Multiplier les sponsors sur les maillots : une stratégie viable pour le football amateur ?
Sur le maillot du Club Centro Deportivo Municipal, on ne cherche plus un seul logo: on regarde une mosaïque de mille petits carrés noirs et blancs, vendus l'unité à 60 dollars.
Juliette Garnier·mis à jour 02 septembre 2026

L'histoire, racontée dans une récente enquête du New York Times consacrée au sponsoring des clubs féminins de division inférieure, a déjà permis au quadruple champion péruvien de rassembler 75 000 dollars. Au-delà de l'anecdote liménienne, c'est une question que toutes les petites associations de notre championnat ne peuvent plus esquiver: où trouver les partenaires qui manquent, quand personne ne se dispute l'espace en façade?

====

_TRAVAIL DEMANDÉ_
**a)** Répondez à ces questions sur l'article consacré au sponsoring des maillots :
(i) À quel prix l'unité sont vendus les petits carrés du maillot du Club Centro Deportivo Municipal ?
(ii) Quelle somme le club a-t-il déjà rassemblée grâce à cette opération ?
(iii) Quel journal a publié l'enquête qui raconte cette histoire ?
**b)** Prolongez l'article sur le sponsoring des maillots en partant de sa dernière phrase.

_Entrées de données enregistrées_
====

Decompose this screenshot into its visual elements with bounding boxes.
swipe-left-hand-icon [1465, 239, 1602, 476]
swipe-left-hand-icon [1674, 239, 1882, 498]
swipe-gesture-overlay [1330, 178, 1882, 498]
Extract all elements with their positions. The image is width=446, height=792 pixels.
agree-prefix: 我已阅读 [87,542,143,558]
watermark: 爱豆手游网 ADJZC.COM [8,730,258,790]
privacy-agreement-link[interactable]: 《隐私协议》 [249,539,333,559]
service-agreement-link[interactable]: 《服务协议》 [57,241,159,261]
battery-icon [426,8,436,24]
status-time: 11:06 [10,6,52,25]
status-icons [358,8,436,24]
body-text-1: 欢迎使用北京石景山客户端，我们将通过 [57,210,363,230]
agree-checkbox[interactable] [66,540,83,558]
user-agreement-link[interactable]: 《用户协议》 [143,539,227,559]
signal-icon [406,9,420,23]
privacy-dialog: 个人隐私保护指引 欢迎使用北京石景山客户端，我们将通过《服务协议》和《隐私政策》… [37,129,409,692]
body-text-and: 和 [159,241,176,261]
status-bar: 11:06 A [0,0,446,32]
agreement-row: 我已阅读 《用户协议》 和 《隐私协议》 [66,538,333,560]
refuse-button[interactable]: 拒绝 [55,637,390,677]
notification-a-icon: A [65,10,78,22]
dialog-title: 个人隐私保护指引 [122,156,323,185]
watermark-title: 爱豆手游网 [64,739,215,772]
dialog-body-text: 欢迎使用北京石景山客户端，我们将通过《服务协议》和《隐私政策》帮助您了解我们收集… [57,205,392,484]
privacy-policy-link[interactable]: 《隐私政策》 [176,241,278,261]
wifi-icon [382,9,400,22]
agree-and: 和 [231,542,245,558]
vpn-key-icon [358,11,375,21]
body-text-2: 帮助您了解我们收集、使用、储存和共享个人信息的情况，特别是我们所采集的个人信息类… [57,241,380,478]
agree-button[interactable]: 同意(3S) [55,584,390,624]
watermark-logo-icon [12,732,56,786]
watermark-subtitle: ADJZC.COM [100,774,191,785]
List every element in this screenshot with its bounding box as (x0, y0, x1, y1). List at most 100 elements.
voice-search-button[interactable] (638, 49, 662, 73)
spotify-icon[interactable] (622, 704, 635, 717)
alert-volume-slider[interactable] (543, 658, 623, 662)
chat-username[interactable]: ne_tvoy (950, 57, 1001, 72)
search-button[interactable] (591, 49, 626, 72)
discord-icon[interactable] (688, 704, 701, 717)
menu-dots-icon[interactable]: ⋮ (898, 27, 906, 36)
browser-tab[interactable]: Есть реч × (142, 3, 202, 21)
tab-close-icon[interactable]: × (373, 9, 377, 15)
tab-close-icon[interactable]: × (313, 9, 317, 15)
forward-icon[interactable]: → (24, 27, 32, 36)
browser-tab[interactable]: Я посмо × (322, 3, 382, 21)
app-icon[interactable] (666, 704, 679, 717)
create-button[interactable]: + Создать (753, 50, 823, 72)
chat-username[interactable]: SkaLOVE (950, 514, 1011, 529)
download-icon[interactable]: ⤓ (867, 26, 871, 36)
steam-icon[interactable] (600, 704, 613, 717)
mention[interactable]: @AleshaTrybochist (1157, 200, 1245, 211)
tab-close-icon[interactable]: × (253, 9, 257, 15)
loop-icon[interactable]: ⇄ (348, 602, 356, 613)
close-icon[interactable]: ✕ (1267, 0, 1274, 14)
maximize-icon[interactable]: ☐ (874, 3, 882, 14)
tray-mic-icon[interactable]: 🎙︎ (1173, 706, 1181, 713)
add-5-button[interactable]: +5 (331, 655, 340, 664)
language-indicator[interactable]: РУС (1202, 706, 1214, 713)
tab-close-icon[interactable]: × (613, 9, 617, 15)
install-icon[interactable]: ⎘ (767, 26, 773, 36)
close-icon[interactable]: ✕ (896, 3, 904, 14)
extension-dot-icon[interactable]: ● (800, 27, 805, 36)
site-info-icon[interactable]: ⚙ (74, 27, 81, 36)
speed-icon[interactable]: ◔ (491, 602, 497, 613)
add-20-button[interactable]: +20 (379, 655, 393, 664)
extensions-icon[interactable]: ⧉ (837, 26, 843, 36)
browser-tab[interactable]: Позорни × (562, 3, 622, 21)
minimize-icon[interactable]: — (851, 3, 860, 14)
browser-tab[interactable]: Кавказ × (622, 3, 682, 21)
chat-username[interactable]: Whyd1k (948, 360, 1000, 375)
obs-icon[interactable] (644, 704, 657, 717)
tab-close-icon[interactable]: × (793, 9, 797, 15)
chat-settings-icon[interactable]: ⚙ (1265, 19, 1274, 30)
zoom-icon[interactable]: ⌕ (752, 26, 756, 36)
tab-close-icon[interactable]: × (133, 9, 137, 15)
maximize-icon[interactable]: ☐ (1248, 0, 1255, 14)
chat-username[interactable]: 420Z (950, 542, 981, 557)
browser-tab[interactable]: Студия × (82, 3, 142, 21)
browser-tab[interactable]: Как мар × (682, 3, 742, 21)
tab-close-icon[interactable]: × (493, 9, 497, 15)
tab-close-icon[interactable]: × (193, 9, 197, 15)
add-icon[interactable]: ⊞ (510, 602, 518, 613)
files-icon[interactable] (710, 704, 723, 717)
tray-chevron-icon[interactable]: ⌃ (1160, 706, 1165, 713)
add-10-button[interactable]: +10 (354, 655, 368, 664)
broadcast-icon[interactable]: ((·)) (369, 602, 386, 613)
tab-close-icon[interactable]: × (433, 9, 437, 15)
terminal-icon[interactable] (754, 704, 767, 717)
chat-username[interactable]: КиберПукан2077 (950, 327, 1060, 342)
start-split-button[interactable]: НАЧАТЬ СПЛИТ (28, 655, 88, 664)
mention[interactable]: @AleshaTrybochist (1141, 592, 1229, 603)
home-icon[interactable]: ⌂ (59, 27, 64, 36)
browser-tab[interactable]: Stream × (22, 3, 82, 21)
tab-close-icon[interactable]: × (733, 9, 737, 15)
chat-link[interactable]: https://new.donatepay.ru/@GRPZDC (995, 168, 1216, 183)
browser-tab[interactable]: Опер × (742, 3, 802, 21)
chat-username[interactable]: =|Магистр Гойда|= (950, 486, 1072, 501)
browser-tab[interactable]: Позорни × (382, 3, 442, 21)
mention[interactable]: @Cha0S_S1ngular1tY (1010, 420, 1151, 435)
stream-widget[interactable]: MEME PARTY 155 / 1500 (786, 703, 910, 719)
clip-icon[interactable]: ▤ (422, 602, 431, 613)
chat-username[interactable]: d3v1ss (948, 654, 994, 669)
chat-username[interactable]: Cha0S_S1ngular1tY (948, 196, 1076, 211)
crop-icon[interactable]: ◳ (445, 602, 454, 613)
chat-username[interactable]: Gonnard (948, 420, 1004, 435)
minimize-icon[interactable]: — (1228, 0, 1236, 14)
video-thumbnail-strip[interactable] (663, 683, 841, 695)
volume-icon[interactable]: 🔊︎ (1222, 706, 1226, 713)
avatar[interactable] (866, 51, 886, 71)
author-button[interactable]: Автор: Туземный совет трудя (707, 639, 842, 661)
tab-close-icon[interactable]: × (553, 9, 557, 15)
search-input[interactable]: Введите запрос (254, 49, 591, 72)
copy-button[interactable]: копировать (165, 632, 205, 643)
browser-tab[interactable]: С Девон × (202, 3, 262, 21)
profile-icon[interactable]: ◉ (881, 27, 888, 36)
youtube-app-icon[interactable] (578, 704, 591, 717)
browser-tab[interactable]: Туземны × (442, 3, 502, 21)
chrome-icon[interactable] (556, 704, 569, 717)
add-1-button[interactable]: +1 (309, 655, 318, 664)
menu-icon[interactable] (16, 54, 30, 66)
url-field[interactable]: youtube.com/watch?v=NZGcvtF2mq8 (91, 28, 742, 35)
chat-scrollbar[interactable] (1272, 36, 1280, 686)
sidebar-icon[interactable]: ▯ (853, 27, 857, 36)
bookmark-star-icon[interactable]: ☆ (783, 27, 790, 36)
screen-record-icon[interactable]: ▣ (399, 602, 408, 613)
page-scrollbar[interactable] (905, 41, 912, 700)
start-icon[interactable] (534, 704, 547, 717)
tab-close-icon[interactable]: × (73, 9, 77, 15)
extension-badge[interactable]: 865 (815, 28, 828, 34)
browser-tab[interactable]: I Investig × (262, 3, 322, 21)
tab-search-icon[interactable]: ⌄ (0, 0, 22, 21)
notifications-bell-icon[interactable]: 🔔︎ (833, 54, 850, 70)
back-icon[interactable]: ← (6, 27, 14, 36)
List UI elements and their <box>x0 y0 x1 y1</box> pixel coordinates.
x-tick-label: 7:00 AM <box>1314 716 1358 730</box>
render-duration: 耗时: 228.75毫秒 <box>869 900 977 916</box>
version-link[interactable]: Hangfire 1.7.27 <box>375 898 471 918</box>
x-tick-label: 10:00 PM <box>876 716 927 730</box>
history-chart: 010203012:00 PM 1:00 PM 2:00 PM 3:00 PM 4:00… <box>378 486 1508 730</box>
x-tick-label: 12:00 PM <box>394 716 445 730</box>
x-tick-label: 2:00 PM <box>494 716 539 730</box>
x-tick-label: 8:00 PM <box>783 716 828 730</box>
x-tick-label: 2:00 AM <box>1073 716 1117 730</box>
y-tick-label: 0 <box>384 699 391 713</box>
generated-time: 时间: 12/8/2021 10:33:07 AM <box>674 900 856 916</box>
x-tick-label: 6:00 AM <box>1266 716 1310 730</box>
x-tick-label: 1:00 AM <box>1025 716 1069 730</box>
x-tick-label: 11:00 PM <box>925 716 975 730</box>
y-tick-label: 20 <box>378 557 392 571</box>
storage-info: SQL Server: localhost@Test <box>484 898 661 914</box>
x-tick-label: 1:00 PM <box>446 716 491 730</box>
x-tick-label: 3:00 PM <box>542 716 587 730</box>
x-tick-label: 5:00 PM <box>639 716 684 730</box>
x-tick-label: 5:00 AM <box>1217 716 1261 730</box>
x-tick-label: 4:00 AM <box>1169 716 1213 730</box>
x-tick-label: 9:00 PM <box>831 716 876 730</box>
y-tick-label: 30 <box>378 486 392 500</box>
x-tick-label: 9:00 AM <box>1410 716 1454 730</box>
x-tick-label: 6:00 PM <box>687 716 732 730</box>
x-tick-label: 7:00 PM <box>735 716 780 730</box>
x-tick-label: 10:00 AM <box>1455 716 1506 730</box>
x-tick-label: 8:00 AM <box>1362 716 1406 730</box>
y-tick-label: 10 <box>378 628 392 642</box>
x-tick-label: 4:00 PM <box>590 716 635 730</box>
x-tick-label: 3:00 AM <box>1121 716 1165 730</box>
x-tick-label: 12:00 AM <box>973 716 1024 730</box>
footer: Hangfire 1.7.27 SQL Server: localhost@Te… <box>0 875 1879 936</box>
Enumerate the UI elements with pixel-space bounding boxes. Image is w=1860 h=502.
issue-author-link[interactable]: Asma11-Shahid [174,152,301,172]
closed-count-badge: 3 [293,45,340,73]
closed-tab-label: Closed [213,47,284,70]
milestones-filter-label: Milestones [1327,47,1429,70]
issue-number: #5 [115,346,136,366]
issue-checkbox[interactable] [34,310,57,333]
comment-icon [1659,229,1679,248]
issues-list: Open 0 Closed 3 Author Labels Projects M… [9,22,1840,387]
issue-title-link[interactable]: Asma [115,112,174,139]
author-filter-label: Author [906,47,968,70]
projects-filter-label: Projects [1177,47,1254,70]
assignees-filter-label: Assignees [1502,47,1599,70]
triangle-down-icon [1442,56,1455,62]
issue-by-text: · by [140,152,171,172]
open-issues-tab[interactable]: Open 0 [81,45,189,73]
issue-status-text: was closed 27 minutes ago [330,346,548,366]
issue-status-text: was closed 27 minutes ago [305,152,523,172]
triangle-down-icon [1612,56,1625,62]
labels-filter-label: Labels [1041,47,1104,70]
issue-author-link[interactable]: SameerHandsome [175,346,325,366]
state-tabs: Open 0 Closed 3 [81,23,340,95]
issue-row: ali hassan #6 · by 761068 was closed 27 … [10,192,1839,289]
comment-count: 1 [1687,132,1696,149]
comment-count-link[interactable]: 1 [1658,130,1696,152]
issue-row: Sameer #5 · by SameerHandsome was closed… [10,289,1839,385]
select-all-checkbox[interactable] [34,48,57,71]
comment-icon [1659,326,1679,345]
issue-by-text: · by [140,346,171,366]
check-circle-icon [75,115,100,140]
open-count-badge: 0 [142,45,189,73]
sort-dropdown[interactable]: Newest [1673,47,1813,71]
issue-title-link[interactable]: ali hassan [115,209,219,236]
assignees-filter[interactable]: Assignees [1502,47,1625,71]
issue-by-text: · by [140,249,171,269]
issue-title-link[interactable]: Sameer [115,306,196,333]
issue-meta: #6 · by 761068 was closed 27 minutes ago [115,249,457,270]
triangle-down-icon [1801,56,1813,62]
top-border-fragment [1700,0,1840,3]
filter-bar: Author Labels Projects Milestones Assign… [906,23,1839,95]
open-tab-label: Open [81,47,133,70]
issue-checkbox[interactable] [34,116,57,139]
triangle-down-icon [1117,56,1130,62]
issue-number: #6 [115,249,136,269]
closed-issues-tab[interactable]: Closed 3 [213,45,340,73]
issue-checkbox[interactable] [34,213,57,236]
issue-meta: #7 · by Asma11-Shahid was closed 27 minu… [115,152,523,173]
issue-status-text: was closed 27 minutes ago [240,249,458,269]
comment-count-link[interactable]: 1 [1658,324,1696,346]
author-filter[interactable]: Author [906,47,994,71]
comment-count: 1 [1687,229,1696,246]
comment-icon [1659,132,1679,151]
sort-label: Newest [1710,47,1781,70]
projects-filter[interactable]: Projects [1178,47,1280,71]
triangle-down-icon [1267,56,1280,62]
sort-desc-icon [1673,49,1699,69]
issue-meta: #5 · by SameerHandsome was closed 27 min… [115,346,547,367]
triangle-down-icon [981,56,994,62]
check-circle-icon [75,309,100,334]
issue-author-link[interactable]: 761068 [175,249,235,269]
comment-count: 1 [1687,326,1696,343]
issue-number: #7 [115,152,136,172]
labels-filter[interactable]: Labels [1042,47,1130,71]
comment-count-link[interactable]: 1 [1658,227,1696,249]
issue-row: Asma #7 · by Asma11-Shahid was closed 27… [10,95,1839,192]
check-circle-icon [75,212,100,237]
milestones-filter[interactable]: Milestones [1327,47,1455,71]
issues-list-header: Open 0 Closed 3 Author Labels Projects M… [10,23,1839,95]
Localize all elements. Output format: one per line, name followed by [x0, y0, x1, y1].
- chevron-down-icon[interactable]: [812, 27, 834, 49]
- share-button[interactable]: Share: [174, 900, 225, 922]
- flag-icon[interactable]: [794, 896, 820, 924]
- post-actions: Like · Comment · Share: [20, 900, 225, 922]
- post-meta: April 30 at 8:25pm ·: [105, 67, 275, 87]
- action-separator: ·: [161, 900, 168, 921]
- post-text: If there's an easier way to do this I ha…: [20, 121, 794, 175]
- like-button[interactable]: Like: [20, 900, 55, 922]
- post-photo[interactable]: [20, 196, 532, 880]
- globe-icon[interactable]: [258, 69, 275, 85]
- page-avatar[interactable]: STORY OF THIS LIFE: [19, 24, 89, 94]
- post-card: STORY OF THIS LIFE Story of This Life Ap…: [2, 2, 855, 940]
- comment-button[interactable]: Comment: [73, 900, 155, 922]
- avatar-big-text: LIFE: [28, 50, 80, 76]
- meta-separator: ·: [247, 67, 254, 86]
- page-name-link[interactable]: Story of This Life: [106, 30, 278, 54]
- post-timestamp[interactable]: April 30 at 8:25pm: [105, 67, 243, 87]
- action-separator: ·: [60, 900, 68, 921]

====

_RÉPONSES ATTENDUES_
**a)**
(i) 60 dollars.
(ii) 75 000 dollars.
(iii) Le New York Times.

**b)**
Le maillot comme terrain d'entente
Ces dernières saisons, le Deportivo Municipal a glissé le long de la pyramide de son pays, jusqu'à perdre le contrat principal qui ornait la poitrine de son maillot. Plutôt que de partir en chasse d'un repreneur unique — souvent introuvable à ce niveau —, le club a choisi un chemin inverse: fractionner l'espace en mille cellules, et aller chercher mille engagements modestes. Chaque carré a trouvé preneur, rapporte l'article, pour une collecte totale de 75 000 dollars, soit 254 000 soles péruviens.
L'idée n'a rien d'ésotérique. Ricardo Fort, ancien responsable du sponsoring mondial chez Coca‑Cola puis Visa, et aujourd'hui à la tête du cabinet Sport by Fort Consulting, parle d'une démarche qui ressemble moins à une opération marketing qu'à un élan collectif: « Ça m'a davantage évoqué un soutien de la communauté, davantage de la charité que du marketing. » Le même consultant rappelle pourtant que la mécanique publicitaire classique exige une visibilité que les clubs modestes n'offrent pas. « Je ne pense pas que les marques impliquées en tirent un bénéfice, parce qu'elles sont toutes invisibles, explique‑t‑il. C'est la visibilité que les gens paient le plus, ou paient le plus souvent. » À mille sur le même maillot, aucune marque ne ressort véritablement.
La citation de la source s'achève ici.